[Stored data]
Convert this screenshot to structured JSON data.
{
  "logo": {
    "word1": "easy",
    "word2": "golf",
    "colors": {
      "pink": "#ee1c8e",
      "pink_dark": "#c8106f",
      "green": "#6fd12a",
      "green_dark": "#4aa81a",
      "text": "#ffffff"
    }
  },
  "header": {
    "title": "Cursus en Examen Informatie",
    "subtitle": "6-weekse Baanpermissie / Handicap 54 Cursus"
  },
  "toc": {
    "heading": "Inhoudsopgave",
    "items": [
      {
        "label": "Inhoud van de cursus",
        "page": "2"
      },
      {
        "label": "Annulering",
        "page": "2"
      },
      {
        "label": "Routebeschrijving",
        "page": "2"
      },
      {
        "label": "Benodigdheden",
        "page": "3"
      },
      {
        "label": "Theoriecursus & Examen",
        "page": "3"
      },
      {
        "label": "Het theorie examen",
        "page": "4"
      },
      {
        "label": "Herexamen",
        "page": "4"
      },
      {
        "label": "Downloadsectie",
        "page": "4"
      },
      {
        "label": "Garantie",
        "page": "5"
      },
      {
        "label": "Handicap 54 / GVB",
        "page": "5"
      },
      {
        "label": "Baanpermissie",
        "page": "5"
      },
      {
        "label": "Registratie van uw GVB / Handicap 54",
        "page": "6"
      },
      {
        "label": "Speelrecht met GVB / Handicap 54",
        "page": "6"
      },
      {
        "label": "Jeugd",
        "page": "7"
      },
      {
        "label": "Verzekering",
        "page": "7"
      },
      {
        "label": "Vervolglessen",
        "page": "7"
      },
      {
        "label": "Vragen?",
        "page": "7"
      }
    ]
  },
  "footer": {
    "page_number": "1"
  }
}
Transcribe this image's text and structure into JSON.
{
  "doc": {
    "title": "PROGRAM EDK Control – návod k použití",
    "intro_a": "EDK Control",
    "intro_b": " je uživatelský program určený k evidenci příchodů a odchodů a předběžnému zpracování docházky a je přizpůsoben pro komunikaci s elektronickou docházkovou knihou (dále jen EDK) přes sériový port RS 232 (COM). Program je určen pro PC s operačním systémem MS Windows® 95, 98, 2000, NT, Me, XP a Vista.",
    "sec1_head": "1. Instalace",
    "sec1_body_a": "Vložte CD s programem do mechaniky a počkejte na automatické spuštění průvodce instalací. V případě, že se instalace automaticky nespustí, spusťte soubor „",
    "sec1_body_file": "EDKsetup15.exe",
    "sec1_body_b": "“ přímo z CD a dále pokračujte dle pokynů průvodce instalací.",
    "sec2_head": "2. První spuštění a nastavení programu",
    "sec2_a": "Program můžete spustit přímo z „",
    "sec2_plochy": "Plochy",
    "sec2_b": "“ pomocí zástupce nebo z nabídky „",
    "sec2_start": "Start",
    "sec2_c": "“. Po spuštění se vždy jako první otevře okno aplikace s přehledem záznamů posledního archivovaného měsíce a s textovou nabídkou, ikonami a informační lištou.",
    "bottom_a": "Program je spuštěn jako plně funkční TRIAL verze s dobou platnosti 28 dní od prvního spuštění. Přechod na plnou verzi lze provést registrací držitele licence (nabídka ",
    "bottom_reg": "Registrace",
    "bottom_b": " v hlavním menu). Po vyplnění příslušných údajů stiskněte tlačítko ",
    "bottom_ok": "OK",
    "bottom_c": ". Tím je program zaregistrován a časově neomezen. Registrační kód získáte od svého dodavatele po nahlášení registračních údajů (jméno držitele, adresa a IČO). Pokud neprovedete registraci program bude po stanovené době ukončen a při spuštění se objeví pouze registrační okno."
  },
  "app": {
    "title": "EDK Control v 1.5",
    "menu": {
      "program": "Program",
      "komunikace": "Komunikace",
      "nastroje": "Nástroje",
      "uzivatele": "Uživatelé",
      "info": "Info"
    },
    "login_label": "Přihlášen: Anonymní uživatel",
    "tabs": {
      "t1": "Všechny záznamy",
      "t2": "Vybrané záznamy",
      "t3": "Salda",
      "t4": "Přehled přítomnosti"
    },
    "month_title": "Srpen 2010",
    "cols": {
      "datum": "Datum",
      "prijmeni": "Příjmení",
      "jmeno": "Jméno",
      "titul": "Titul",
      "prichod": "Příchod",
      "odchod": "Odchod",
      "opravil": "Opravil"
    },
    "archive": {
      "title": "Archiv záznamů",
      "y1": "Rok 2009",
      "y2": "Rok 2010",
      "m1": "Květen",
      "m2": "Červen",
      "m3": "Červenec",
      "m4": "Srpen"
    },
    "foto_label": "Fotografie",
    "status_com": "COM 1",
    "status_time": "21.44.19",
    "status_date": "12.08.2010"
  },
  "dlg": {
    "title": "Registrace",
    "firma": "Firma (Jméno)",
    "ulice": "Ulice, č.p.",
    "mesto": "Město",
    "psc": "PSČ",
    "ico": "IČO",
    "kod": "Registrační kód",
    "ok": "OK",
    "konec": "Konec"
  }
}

◆ **PROBLEM**: Type out all of the material again, word for word.

◆ **ANSWER FOR THE TASK**:
Convert this screenshot to structured JSON data.
{
  "logo": {
    "word1": "easy",
    "word2": "golf",
    "colors": {
      "pink": "#ee1c8e",
      "pink_dark": "#c8106f",
      "green": "#6fd12a",
      "green_dark": "#4aa81a",
      "text": "#ffffff"
    }
  },
  "header": {
    "title": "Cursus en Examen Informatie",
    "subtitle": "6-weekse Baanpermissie / Handicap 54 Cursus"
  },
  "toc": {
    "heading": "Inhoudsopgave",
    "items": [
      {
        "label": "Inhoud van de cursus",
        "page": "2"
      },
      {
        "label": "Annulering",
        "page": "2"
      },
      {
        "label": "Routebeschrijving",
        "page": "2"
      },
      {
        "label": "Benodigdheden",
        "page": "3"
      },
      {
        "label": "Theoriecursus & Examen",
        "page": "3"
      },
      {
        "label": "Het theorie examen",
        "page": "4"
      },
      {
        "label": "Herexamen",
        "page": "4"
      },
      {
        "label": "Downloadsectie",
        "page": "4"
      },
      {
        "label": "Garantie",
        "page": "5"
      },
      {
        "label": "Handicap 54 / GVB",
        "page": "5"
      },
      {
        "label": "Baanpermissie",
        "page": "5"
      },
      {
        "label": "Registratie van uw GVB / Handicap 54",
        "page": "6"
      },
      {
        "label": "Speelrecht met GVB / Handicap 54",
        "page": "6"
      },
      {
        "label": "Jeugd",
        "page": "7"
      },
      {
        "label": "Verzekering",
        "page": "7"
      },
      {
        "label": "Vervolglessen",
        "page": "7"
      },
      {
        "label": "Vragen?",
        "page": "7"
      }
    ]
  },
  "footer": {
    "page_number": "1"
  }
}
Transcribe this image's text and structure into JSON.
{
  "doc": {
    "title": "PROGRAM EDK Control – návod k použití",
    "intro_a": "EDK Control",
    "intro_b": " je uživatelský program určený k evidenci příchodů a odchodů a předběžnému zpracování docházky a je přizpůsoben pro komunikaci s elektronickou docházkovou knihou (dále jen EDK) přes sériový port RS 232 (COM). Program je určen pro PC s operačním systémem MS Windows® 95, 98, 2000, NT, Me, XP a Vista.",
    "sec1_head": "1. Instalace",
    "sec1_body_a": "Vložte CD s programem do mechaniky a počkejte na automatické spuštění průvodce instalací. V případě, že se instalace automaticky nespustí, spusťte soubor „",
    "sec1_body_file": "EDKsetup15.exe",
    "sec1_body_b": "“ přímo z CD a dále pokračujte dle pokynů průvodce instalací.",
    "sec2_head": "2. První spuštění a nastavení programu",
    "sec2_a": "Program můžete spustit přímo z „",
    "sec2_plochy": "Plochy",
    "sec2_b": "“ pomocí zástupce nebo z nabídky „",
    "sec2_start": "Start",
    "sec2_c": "“. Po spuštění se vždy jako první otevře okno aplikace s přehledem záznamů posledního archivovaného měsíce a s textovou nabídkou, ikonami a informační lištou.",
    "bottom_a": "Program je spuštěn jako plně funkční TRIAL verze s dobou platnosti 28 dní od prvního spuštění. Přechod na plnou verzi lze provést registrací držitele licence (nabídka ",
    "bottom_reg": "Registrace",
    "bottom_b": " v hlavním menu). Po vyplnění příslušných údajů stiskněte tlačítko ",
    "bottom_ok": "OK",
    "bottom_c": ". Tím je program zaregistrován a časově neomezen. Registrační kód získáte od svého dodavatele po nahlášení registračních údajů (jméno držitele, adresa a IČO). Pokud neprovedete registraci program bude po stanovené době ukončen a při spuštění se objeví pouze registrační okno."
  },
  "app": {
    "title": "EDK Control v 1.5",
    "menu": {
      "program": "Program",
      "komunikace": "Komunikace",
      "nastroje": "Nástroje",
      "uzivatele": "Uživatelé",
      "info": "Info"
    },
    "login_label": "Přihlášen: Anonymní uživatel",
    "tabs": {
      "t1": "Všechny záznamy",
      "t2": "Vybrané záznamy",
      "t3": "Salda",
      "t4": "Přehled přítomnosti"
    },
    "month_title": "Srpen 2010",
    "cols": {
      "datum": "Datum",
      "prijmeni": "Příjmení",
      "jmeno": "Jméno",
      "titul": "Titul",
      "prichod": "Příchod",
      "odchod": "Odchod",
      "opravil": "Opravil"
    },
    "archive": {
      "title": "Archiv záznamů",
      "y1": "Rok 2009",
      "y2": "Rok 2010",
      "m1": "Květen",
      "m2": "Červen",
      "m3": "Červenec",
      "m4": "Srpen"
    },
    "foto_label": "Fotografie",
    "status_com": "COM 1",
    "status_time": "21.44.19",
    "status_date": "12.08.2010"
  },
  "dlg": {
    "title": "Registrace",
    "firma": "Firma (Jméno)",
    "ulice": "Ulice, č.p.",
    "mesto": "Město",
    "psc": "PSČ",
    "ico": "IČO",
    "kod": "Registrační kód",
    "ok": "OK",
    "konec": "Konec"
  }
}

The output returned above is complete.